**Exercise goal:** Each line that holds the word "html" counts once. Give the total number of such lines and nothing else.

**Extracted entries:**
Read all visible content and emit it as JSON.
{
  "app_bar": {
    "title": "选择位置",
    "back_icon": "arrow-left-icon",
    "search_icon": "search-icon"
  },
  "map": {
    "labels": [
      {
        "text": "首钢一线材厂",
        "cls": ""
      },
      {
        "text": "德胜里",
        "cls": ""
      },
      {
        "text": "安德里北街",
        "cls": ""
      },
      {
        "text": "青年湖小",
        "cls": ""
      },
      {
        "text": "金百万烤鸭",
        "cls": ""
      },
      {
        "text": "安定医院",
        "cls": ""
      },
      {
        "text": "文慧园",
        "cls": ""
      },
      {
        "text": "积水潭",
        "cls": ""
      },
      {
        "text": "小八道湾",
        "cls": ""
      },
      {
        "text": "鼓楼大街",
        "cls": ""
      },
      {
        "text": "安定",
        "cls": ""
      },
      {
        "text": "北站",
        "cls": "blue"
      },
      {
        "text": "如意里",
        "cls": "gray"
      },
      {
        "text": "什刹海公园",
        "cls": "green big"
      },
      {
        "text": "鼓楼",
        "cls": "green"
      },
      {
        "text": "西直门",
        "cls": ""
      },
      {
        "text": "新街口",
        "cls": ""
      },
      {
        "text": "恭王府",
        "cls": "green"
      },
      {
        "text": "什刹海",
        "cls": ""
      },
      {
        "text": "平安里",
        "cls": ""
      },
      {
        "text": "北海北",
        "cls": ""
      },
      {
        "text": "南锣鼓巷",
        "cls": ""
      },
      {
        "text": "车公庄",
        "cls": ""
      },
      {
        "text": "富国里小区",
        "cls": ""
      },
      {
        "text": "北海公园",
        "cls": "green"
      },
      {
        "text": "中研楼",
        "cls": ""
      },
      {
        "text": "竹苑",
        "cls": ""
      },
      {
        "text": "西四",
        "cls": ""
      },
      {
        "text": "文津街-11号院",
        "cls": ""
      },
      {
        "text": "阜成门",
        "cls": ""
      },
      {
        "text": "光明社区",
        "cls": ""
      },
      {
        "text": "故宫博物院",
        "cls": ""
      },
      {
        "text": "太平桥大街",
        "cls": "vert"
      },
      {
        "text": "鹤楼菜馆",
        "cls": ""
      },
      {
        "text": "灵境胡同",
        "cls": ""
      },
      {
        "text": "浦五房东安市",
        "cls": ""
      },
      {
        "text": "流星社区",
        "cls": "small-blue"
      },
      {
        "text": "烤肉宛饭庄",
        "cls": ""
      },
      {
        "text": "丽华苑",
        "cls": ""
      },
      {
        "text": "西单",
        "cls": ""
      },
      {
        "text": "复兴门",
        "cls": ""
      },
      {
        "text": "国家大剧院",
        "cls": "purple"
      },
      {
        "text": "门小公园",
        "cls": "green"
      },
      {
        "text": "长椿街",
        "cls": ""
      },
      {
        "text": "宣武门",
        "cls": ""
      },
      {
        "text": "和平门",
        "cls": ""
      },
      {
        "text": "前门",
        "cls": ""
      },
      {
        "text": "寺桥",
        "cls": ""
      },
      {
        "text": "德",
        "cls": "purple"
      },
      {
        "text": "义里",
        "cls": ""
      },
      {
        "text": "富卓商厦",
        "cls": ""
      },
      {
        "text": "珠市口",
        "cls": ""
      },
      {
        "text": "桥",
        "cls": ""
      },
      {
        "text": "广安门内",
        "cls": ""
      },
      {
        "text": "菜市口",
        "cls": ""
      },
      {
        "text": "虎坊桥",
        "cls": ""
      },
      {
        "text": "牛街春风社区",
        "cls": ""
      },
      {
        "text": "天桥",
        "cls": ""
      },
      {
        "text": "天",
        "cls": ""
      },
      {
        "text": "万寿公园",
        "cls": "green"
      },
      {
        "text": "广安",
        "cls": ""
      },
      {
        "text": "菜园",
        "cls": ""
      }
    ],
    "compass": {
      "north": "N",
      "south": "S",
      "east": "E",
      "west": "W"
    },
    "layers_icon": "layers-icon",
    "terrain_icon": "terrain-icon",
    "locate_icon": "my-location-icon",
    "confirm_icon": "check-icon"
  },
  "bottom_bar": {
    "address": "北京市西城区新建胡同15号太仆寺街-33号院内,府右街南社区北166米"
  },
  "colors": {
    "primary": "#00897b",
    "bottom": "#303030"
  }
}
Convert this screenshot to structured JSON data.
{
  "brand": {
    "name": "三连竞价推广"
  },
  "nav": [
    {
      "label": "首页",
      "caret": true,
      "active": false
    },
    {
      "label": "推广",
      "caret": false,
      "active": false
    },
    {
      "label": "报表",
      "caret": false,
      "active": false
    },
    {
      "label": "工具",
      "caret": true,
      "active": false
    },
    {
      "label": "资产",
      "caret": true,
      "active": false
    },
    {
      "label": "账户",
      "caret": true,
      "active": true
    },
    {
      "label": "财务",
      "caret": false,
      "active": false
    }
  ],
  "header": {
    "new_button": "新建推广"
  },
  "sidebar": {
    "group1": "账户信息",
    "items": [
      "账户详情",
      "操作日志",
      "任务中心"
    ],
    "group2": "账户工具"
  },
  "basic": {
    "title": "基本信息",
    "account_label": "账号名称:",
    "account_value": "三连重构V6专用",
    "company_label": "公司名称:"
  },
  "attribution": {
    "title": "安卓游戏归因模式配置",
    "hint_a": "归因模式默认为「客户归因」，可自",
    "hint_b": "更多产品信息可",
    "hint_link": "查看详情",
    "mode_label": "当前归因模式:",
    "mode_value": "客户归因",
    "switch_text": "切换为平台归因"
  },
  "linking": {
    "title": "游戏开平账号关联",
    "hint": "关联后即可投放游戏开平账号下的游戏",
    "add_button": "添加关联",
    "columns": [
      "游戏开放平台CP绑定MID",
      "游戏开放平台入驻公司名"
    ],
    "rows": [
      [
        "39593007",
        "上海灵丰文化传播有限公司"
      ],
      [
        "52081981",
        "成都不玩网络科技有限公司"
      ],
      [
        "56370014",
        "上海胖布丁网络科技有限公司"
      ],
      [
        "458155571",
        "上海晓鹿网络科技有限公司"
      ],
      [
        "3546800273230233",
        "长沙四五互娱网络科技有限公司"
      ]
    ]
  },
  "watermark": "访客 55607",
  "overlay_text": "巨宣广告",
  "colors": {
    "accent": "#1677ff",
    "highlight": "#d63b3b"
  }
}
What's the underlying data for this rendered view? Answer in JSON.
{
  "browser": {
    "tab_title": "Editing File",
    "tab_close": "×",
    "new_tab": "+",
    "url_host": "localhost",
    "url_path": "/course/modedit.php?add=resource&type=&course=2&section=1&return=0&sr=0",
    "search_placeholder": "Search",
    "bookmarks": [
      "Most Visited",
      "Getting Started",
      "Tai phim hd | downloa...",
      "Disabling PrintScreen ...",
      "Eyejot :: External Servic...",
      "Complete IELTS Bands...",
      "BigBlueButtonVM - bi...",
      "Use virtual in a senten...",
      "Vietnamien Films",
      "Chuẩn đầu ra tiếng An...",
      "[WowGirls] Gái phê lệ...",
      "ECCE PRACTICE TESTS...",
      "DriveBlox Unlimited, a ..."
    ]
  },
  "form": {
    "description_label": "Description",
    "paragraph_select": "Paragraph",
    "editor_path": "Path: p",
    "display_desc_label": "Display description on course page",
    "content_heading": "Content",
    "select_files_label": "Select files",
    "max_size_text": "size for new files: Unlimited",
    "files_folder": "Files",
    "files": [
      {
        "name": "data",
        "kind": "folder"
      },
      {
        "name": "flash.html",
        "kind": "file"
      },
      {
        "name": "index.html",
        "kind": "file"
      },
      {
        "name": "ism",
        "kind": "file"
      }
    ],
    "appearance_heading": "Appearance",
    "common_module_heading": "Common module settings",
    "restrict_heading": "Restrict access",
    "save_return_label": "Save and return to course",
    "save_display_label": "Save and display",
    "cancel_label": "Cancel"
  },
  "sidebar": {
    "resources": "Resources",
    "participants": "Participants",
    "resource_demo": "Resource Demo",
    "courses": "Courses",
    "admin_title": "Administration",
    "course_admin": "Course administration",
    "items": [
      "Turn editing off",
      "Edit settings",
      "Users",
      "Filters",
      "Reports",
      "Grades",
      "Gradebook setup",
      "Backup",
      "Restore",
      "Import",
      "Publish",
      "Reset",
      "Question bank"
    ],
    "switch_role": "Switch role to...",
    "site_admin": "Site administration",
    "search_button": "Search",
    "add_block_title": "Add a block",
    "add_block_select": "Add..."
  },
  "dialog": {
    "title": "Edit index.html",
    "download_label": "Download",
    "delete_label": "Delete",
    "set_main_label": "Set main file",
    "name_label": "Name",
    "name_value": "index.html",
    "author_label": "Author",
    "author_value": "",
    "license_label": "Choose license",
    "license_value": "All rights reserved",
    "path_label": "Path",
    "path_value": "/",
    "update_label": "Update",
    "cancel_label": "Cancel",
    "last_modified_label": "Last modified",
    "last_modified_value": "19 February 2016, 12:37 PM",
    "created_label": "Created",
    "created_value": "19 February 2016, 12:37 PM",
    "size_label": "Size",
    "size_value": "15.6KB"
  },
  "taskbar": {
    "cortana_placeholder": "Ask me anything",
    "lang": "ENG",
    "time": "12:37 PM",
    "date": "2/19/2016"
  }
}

**Solution for this task:** 4